**What is expected**: Copy out the lines that have "only" in them.

##### Entries supplied

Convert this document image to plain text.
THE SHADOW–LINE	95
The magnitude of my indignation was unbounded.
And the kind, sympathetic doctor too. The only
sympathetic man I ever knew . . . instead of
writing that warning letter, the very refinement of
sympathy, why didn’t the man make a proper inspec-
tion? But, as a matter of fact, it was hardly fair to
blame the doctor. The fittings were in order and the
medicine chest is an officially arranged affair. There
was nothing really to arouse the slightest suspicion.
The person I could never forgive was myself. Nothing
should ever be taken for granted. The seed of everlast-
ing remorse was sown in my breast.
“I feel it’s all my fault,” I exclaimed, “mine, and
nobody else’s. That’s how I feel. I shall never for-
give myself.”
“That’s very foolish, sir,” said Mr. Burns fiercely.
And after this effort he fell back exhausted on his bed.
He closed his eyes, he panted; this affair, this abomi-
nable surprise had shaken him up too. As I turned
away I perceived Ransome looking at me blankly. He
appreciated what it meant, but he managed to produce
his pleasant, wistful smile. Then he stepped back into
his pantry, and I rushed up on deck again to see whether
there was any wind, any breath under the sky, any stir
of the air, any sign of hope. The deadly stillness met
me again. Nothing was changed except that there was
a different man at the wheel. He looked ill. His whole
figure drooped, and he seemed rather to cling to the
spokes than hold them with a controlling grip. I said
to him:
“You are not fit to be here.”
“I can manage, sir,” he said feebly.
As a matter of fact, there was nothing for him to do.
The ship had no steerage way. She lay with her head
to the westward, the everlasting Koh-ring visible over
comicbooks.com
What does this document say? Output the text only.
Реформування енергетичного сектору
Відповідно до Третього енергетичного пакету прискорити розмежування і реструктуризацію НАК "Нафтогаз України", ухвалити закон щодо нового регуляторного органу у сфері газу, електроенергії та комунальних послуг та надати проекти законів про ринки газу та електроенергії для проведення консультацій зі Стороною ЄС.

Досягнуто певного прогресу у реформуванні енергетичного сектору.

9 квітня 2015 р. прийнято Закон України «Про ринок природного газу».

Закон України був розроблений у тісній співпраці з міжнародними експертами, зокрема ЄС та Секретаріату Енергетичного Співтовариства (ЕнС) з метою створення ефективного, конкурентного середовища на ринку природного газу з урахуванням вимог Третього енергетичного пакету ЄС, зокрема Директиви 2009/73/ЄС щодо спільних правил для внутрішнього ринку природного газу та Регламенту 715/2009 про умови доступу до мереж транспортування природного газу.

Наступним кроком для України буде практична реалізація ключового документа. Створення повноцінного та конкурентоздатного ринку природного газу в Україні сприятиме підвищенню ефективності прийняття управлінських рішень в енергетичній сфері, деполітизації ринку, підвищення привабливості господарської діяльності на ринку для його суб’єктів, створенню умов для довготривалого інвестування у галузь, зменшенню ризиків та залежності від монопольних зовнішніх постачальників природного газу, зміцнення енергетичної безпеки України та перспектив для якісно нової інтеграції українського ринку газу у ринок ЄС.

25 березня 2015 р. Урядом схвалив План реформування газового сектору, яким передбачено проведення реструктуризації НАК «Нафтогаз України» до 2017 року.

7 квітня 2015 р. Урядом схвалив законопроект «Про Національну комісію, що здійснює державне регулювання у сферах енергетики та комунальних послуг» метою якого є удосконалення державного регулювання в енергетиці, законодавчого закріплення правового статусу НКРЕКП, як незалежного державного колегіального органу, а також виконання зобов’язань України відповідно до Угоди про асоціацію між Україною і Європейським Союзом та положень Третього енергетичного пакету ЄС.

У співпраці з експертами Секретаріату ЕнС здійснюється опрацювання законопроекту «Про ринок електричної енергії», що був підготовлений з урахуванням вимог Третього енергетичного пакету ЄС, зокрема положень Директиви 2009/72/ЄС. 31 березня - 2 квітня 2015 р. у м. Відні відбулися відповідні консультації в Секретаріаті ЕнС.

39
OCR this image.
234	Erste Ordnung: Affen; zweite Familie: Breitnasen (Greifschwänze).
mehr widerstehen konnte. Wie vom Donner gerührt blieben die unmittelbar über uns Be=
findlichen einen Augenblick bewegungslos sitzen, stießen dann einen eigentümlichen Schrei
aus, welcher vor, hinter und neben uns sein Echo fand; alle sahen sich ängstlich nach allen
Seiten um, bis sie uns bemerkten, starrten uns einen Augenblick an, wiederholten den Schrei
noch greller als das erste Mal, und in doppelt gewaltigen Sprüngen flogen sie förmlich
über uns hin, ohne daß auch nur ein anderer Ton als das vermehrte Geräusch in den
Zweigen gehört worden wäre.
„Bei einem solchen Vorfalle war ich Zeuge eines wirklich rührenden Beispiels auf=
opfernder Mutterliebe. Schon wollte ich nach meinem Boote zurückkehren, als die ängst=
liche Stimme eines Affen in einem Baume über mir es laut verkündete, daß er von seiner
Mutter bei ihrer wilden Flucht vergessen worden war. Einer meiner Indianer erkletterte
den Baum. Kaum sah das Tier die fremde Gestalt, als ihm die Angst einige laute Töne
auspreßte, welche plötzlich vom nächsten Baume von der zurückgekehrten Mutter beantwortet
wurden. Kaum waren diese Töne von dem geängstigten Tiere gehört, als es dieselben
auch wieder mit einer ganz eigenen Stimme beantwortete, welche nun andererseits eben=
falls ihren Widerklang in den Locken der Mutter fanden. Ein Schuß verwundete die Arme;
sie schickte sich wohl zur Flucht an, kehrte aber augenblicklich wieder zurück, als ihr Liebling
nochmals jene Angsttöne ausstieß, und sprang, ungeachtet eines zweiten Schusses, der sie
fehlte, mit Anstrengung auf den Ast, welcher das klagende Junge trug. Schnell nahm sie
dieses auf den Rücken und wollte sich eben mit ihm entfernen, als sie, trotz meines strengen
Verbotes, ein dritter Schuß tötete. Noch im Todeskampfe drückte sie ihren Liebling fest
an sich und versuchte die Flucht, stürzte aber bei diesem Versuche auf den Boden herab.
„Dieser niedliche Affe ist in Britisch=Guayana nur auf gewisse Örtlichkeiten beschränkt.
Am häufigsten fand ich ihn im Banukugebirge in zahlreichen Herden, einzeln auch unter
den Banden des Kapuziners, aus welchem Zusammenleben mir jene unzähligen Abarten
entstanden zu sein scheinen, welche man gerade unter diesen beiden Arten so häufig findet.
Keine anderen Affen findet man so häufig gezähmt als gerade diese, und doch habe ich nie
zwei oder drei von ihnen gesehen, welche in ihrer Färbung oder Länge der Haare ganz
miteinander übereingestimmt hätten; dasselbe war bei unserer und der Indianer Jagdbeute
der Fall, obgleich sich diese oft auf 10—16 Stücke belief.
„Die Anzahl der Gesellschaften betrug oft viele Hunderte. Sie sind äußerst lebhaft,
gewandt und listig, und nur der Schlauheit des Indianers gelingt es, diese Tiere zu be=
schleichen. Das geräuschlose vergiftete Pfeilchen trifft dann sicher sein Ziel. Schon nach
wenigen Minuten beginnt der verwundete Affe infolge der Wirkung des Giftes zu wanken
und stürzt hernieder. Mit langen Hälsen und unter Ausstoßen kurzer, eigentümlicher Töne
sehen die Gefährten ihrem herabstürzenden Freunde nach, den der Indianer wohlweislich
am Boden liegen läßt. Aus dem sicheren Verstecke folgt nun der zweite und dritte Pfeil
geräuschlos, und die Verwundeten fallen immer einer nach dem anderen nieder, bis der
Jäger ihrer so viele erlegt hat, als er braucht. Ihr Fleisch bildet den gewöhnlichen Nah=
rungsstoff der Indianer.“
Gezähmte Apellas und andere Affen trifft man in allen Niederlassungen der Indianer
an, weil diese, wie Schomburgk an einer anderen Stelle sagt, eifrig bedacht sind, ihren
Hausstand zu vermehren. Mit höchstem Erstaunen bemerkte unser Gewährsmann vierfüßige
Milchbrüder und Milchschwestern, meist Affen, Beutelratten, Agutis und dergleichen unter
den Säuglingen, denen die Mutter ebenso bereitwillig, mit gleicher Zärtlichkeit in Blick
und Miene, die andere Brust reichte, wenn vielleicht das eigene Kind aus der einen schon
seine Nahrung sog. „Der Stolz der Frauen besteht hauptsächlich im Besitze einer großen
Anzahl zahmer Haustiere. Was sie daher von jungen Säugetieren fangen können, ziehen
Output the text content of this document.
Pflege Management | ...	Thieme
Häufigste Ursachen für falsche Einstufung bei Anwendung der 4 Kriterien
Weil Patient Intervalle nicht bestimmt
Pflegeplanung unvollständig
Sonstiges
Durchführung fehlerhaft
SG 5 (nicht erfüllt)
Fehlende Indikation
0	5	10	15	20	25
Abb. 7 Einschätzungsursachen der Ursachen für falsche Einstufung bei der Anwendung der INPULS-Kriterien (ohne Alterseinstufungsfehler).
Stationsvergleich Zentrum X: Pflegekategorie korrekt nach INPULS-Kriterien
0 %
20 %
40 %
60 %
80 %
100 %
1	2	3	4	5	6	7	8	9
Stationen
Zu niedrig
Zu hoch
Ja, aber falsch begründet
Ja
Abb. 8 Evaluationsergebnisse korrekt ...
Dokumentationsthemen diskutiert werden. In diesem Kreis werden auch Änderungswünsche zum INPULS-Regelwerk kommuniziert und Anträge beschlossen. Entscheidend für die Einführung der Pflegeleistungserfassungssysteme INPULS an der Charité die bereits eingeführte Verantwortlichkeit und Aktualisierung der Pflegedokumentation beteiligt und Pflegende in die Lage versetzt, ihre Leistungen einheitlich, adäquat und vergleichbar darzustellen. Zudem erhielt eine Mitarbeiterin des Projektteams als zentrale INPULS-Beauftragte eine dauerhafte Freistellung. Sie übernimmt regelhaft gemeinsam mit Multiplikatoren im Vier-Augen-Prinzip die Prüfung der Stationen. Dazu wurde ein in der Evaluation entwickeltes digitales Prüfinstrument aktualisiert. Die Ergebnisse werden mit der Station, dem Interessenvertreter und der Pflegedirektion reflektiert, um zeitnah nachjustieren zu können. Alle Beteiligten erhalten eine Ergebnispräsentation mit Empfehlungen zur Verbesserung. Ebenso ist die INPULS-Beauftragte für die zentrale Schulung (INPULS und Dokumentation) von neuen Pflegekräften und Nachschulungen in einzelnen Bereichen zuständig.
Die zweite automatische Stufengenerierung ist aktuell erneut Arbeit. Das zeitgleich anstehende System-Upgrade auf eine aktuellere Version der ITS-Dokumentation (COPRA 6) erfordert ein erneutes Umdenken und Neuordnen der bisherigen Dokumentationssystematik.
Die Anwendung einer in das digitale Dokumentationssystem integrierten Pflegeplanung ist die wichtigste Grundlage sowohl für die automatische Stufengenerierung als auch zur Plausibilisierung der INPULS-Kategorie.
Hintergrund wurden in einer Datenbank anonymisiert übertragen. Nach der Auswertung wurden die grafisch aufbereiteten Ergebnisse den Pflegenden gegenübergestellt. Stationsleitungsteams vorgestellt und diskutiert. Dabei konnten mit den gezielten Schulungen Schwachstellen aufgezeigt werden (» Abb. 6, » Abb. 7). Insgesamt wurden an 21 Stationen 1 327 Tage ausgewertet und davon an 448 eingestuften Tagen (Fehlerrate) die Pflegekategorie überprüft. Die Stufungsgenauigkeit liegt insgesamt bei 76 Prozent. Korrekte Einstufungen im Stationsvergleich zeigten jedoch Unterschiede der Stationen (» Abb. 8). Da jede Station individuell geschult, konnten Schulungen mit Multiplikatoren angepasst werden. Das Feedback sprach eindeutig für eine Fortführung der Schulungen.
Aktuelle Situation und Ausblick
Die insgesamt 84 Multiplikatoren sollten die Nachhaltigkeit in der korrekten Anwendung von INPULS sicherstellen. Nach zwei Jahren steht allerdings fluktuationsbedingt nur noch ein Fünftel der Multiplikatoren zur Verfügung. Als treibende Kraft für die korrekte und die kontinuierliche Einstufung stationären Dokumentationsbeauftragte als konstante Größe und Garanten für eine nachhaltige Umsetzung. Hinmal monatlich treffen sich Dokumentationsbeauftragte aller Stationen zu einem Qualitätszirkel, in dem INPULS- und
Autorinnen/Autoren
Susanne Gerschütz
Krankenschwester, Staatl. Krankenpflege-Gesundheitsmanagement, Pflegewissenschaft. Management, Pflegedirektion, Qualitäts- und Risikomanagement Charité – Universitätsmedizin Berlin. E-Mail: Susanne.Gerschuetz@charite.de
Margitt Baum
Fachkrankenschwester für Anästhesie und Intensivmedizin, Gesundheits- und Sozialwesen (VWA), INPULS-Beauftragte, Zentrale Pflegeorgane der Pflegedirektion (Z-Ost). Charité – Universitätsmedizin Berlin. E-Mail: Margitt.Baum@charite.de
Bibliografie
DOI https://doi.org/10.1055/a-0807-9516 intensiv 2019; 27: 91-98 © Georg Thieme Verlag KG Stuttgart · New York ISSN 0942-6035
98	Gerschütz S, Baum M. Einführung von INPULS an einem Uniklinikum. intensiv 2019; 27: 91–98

##########

**Exercise output**:
And the kind, sympathetic doctor too. The only
What does this document say? Output the text only.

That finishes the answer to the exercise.